• **GIVEN INSTRUCTION**:
Copy out the data from its first line up to and including the line with "turbo-content-doc-link[interactable]: Документация по", reproducing each line without any change.

## START DATA ENTRIES

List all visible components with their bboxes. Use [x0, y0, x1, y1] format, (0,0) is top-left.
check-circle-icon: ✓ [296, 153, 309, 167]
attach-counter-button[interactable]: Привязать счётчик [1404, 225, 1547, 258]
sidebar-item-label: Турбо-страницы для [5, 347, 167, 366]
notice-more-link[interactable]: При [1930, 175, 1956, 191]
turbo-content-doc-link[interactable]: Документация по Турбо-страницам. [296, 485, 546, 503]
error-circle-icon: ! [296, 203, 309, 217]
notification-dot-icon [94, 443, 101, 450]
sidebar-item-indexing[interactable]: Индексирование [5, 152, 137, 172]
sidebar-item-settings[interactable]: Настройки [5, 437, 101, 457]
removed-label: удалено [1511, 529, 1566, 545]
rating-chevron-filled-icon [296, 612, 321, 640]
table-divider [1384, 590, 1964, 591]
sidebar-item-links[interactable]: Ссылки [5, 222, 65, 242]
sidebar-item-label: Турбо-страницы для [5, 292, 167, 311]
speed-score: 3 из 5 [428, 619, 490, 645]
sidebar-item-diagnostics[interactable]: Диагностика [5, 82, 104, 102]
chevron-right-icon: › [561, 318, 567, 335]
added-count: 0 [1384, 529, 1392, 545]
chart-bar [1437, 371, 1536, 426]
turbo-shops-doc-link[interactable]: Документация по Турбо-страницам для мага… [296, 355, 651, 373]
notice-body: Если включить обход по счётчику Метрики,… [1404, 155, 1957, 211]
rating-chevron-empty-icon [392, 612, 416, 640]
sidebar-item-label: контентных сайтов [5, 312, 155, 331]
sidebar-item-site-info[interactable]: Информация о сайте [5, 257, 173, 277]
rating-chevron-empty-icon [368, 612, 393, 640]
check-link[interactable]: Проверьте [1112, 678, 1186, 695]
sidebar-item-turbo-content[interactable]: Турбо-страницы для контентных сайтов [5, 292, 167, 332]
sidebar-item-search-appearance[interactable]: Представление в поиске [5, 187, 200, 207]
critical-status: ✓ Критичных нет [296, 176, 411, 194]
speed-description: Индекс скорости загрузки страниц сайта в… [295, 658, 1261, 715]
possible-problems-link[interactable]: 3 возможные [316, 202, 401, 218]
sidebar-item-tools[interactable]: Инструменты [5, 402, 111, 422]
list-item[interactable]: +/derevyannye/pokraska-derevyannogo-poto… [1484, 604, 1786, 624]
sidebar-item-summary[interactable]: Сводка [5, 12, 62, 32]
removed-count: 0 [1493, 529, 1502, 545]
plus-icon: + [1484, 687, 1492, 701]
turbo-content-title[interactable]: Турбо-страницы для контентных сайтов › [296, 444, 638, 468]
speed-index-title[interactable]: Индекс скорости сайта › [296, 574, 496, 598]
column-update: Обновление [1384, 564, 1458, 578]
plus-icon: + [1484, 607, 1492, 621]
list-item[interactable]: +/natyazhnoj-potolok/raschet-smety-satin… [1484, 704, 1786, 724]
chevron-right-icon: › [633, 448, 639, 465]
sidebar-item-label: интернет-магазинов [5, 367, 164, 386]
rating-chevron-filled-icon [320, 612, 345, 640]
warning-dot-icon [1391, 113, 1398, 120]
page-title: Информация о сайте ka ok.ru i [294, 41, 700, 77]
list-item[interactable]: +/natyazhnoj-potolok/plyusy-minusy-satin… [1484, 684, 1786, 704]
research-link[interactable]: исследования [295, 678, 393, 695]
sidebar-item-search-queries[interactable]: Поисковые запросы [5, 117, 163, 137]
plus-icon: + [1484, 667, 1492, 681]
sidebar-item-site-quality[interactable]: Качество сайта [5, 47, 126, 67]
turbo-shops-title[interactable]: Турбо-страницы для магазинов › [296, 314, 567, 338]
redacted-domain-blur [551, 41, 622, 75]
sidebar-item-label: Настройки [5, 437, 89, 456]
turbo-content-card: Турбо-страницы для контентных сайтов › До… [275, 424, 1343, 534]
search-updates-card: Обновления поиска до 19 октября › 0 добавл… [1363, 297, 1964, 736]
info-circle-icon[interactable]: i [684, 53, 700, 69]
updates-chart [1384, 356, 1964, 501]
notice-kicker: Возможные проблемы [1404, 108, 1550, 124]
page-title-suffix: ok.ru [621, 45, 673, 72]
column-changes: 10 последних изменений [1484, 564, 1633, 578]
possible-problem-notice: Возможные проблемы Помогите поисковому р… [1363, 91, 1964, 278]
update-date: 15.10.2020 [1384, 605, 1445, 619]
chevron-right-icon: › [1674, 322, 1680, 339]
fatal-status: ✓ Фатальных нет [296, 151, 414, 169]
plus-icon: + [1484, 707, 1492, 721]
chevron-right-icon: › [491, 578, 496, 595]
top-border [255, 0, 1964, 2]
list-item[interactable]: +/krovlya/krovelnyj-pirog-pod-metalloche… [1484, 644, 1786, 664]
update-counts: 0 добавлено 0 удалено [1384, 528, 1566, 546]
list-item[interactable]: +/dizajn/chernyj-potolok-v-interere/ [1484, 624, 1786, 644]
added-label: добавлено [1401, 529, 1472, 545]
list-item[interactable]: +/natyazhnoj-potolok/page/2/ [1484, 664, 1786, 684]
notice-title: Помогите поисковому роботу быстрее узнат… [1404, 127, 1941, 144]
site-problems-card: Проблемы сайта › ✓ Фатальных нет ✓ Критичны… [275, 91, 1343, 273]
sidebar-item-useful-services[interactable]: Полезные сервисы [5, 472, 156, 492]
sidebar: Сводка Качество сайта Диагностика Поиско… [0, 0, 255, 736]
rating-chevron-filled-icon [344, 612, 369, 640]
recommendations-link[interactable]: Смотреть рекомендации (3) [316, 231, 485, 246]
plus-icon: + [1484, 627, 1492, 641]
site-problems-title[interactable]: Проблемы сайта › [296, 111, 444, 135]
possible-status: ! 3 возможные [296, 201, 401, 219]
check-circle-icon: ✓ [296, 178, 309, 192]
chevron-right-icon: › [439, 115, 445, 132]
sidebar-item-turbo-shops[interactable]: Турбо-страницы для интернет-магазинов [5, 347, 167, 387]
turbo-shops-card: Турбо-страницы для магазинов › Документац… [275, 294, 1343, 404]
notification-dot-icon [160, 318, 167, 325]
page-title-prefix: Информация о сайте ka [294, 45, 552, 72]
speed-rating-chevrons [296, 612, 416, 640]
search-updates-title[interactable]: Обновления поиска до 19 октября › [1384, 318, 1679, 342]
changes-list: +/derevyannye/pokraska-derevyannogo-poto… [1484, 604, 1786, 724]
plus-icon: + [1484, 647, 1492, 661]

## END DATA ENTRIES

• **THE SOLUTION**:
List all visible components with their bboxes. Use [x0, y0, x1, y1] format, (0,0) is top-left.
check-circle-icon: ✓ [296, 153, 309, 167]
attach-counter-button[interactable]: Привязать счётчик [1404, 225, 1547, 258]
sidebar-item-label: Турбо-страницы для [5, 347, 167, 366]
notice-more-link[interactable]: При [1930, 175, 1956, 191]
turbo-content-doc-link[interactable]: Документация по Турбо-страницам. [296, 485, 546, 503]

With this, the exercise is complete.